■ WORK REQUIRED
Check each line of the material below, and copy it if it holds the string "产生黄色液体".

BEGIN SUPPLIED INFORMATION

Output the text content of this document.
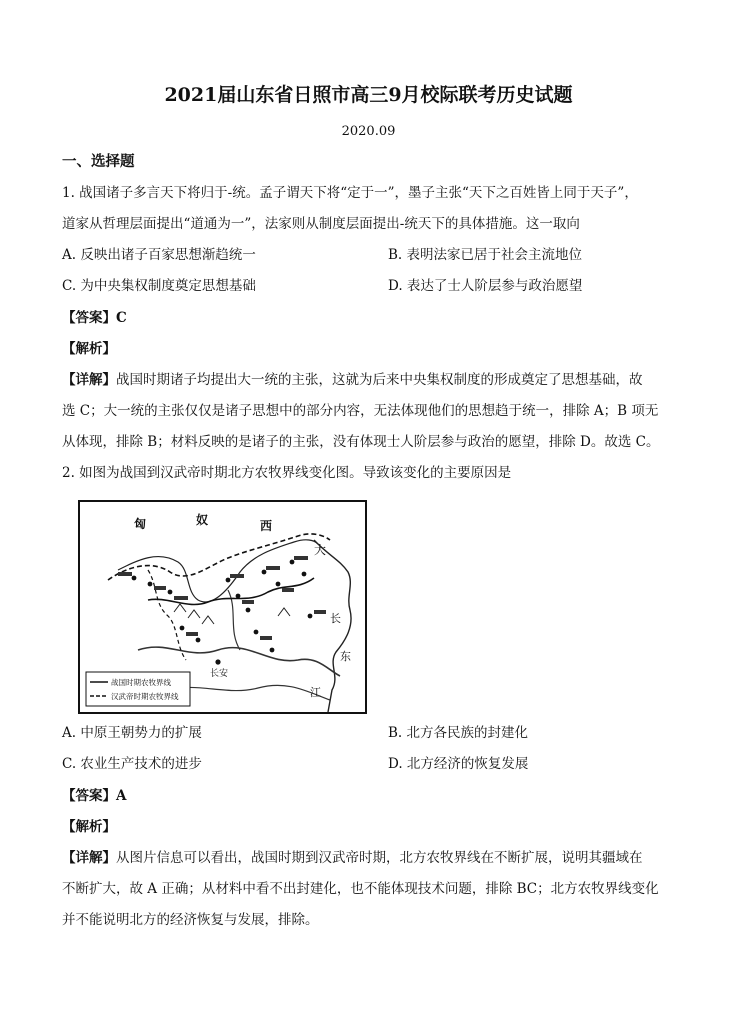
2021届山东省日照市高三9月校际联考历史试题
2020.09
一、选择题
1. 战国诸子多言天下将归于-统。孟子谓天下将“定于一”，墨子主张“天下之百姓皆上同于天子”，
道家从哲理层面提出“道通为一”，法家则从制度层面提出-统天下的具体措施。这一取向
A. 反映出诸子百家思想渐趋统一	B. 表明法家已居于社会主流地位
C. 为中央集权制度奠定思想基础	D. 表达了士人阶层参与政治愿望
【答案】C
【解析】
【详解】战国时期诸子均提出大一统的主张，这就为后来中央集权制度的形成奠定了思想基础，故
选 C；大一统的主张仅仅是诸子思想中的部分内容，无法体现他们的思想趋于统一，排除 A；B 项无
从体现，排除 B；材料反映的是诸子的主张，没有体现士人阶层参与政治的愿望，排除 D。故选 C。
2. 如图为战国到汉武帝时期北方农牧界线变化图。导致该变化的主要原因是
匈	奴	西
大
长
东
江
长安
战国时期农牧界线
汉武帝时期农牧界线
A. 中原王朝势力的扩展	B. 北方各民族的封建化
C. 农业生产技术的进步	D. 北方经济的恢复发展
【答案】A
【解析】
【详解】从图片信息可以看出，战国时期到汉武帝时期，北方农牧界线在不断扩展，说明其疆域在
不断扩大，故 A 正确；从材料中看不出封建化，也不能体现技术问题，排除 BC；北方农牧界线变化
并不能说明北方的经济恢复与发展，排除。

END SUPPLIED INFORMATION
BEGIN SUPPLIED INFORMATION

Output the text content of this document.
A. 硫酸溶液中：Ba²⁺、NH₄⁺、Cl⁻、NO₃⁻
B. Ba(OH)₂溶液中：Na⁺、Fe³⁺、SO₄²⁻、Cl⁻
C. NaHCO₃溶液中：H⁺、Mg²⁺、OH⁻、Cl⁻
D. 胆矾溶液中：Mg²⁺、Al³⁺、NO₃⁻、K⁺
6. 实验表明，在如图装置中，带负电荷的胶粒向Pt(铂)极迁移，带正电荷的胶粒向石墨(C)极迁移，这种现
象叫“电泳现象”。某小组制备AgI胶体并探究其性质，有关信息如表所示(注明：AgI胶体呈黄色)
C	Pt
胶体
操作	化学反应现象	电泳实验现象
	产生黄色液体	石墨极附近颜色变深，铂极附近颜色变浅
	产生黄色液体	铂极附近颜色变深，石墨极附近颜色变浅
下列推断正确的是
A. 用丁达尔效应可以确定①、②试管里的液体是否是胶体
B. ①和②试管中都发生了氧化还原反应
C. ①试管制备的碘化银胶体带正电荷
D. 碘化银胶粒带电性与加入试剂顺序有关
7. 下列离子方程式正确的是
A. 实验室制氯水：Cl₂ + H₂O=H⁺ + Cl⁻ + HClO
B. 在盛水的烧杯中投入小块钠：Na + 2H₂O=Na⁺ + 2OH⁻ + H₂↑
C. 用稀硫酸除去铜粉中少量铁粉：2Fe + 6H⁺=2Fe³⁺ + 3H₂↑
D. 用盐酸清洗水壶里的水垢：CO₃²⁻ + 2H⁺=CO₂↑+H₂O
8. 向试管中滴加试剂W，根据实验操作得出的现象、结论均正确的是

END SUPPLIED INFORMATION

■ EXERCISE OUTPUT
	产生黄色液体	石墨极附近颜色变深，铂极附近颜色变浅
	产生黄色液体	铂极附近颜色变深，石墨极附近颜色变浅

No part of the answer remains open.